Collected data
==========

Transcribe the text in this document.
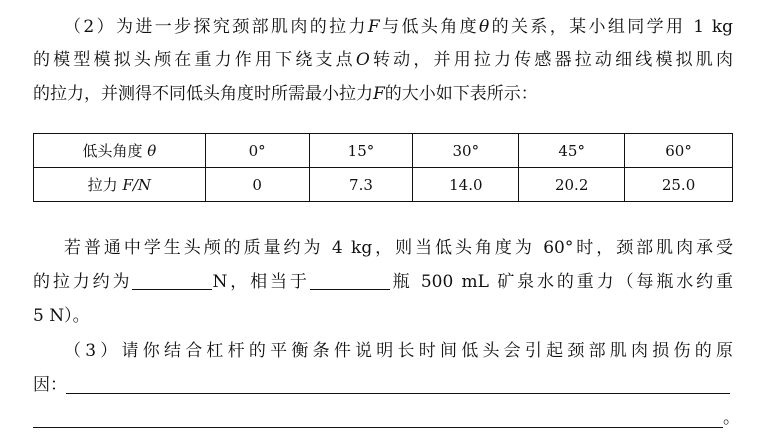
（2）为进一步探究颈部肌肉的拉力F与低头角度θ的关系，某小组同学用 1 kg
的模型模拟头颅在重力作用下绕支点O转动，并用拉力传感器拉动细线模拟肌肉
的拉力，并测得不同低头角度时所需最小拉力F的大小如下表所示：
低头角度 θ	0°	15°	30°	45°	60°
拉力 F/N	0	7.3	14.0	20.2	25.0
若普通中学生头颅的质量约为 4 kg，则当低头角度为 60°时，颈部肌肉承受
的拉力约为	N，相当于	瓶 500 mL 矿泉水的重力（每瓶水约重
5 N）。
（3）请你结合杠杆的平衡条件说明长时间低头会引起颈部肌肉损伤的原
因：
。
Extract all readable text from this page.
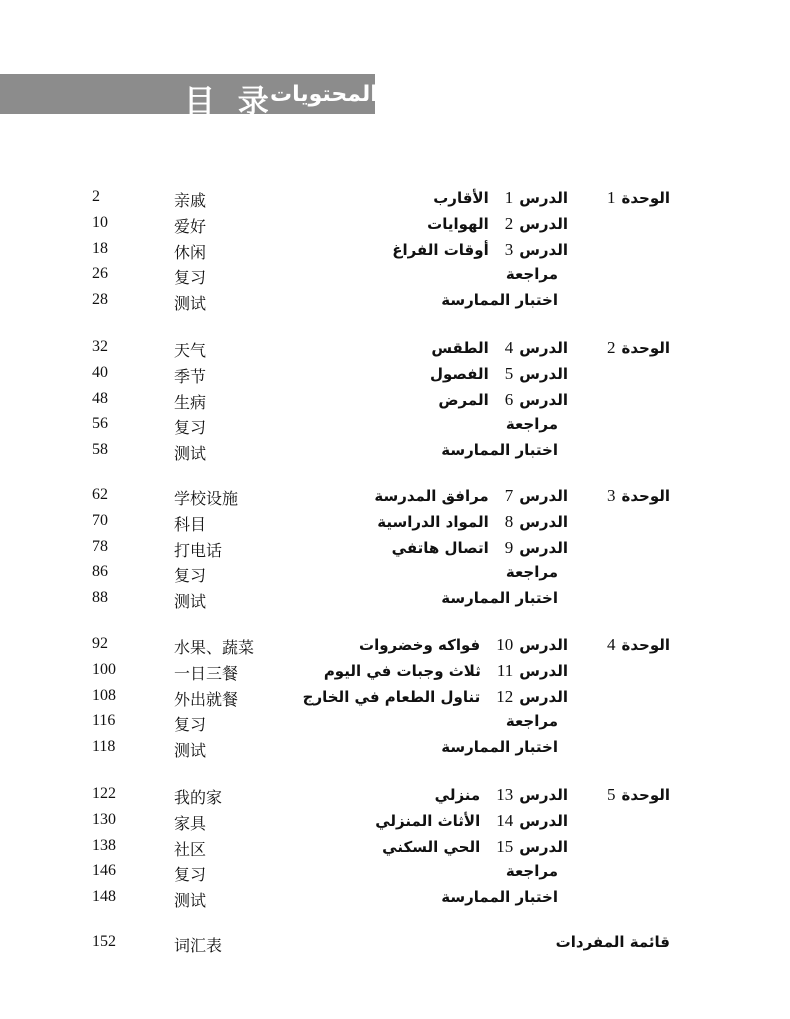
目 录
المحتويات
2	亲戚	الدرس1الأقارب	الوحدة1
10	爱好	الدرس2الهوايات
18	休闲	الدرس3أوقات الفراغ
26	复习	مراجعة
28	测试	اختبار الممارسة
32	天气	الدرس4الطقس	الوحدة2
40	季节	الدرس5الفصول
48	生病	الدرس6المرض
56	复习	مراجعة
58	测试	اختبار الممارسة
62	学校设施	الدرس7مرافق المدرسة	الوحدة3
70	科目	الدرس8المواد الدراسية
78	打电话	الدرس9اتصال هاتفي
86	复习	مراجعة
88	测试	اختبار الممارسة
92	水果、蔬菜	الدرس10فواكه وخضروات	الوحدة4
100	一日三餐	الدرس11ثلاث وجبات في اليوم
108	外出就餐	الدرس12تناول الطعام في الخارج
116	复习	مراجعة
118	测试	اختبار الممارسة
122	我的家	الدرس13منزلي	الوحدة5
130	家具	الدرس14الأثاث المنزلي
138	社区	الدرس15الحي السكني
146	复习	مراجعة
148	测试	اختبار الممارسة
152	词汇表	قائمة المفردات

==========

● WHAT THE EXERCISE ASKS
Repeat the entries exactly and keep the pictures out of the copy.

● EXERCISE SOLUTION
Transcribe the text in this document.
（2）为进一步探究颈部肌肉的拉力F与低头角度θ的关系，某小组同学用 1 kg
的模型模拟头颅在重力作用下绕支点O转动，并用拉力传感器拉动细线模拟肌肉
的拉力，并测得不同低头角度时所需最小拉力F的大小如下表所示：
低头角度 θ	0°	15°	30°	45°	60°
拉力 F/N	0	7.3	14.0	20.2	25.0
若普通中学生头颅的质量约为 4 kg，则当低头角度为 60°时，颈部肌肉承受
的拉力约为	N，相当于	瓶 500 mL 矿泉水的重力（每瓶水约重
5 N）。
（3）请你结合杠杆的平衡条件说明长时间低头会引起颈部肌肉损伤的原
因：
。
Extract all readable text from this page.
目 录
المحتويات
2	亲戚	الدرس1الأقارب	الوحدة1
10	爱好	الدرس2الهوايات
18	休闲	الدرس3أوقات الفراغ
26	复习	مراجعة
28	测试	اختبار الممارسة
32	天气	الدرس4الطقس	الوحدة2
40	季节	الدرس5الفصول
48	生病	الدرس6المرض
56	复习	مراجعة
58	测试	اختبار الممارسة
62	学校设施	الدرس7مرافق المدرسة	الوحدة3
70	科目	الدرس8المواد الدراسية
78	打电话	الدرس9اتصال هاتفي
86	复习	مراجعة
88	测试	اختبار الممارسة
92	水果、蔬菜	الدرس10فواكه وخضروات	الوحدة4
100	一日三餐	الدرس11ثلاث وجبات في اليوم
108	外出就餐	الدرس12تناول الطعام في الخارج
116	复习	مراجعة
118	测试	اختبار الممارسة
122	我的家	الدرس13منزلي	الوحدة5
130	家具	الدرس14الأثاث المنزلي
138	社区	الدرس15الحي السكني
146	复习	مراجعة
148	测试	اختبار الممارسة
152	词汇表	قائمة المفردات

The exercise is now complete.